Figure record listings:
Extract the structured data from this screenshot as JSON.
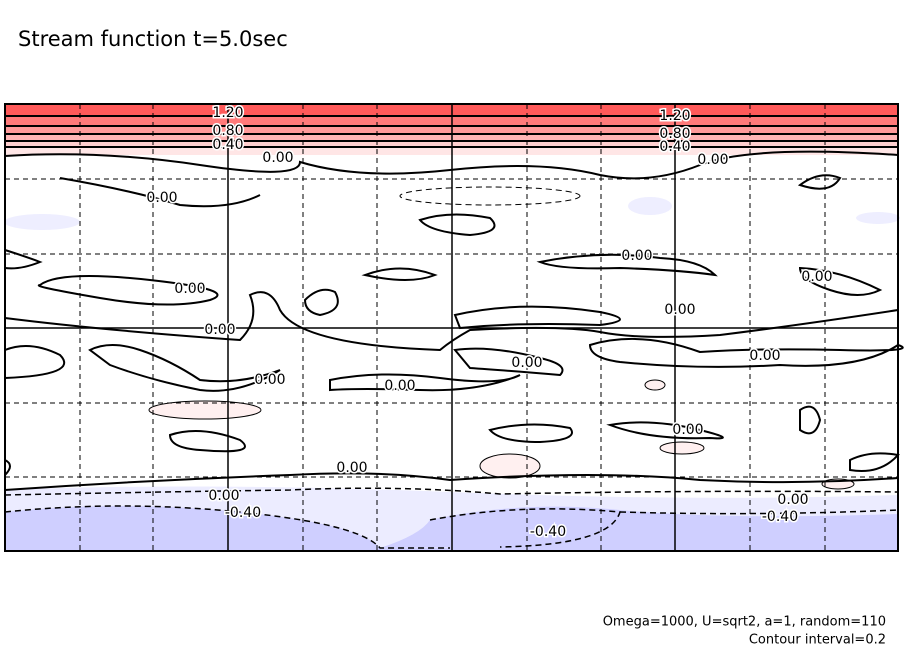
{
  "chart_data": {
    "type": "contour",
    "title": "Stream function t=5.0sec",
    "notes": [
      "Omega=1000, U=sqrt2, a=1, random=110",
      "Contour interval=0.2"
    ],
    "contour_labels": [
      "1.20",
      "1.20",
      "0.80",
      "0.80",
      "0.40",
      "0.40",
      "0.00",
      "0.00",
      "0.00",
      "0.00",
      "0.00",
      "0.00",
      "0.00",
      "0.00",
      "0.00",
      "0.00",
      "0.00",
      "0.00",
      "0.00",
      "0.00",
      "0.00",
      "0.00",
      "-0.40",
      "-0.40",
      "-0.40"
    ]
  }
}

Set exercise
Repeat the entries exactly. Pictures are excluded from the copy.

Reply to the exercise
Extract the structured data from this screenshot as JSON.
{
  "chart_data": {
    "type": "contour",
    "title": "Stream function t=5.0sec",
    "notes": [
      "Omega=1000, U=sqrt2, a=1, random=110",
      "Contour interval=0.2"
    ],
    "contour_labels": [
      "1.20",
      "1.20",
      "0.80",
      "0.80",
      "0.40",
      "0.40",
      "0.00",
      "0.00",
      "0.00",
      "0.00",
      "0.00",
      "0.00",
      "0.00",
      "0.00",
      "0.00",
      "0.00",
      "0.00",
      "0.00",
      "0.00",
      "0.00",
      "0.00",
      "0.00",
      "-0.40",
      "-0.40",
      "-0.40"
    ]
  }
}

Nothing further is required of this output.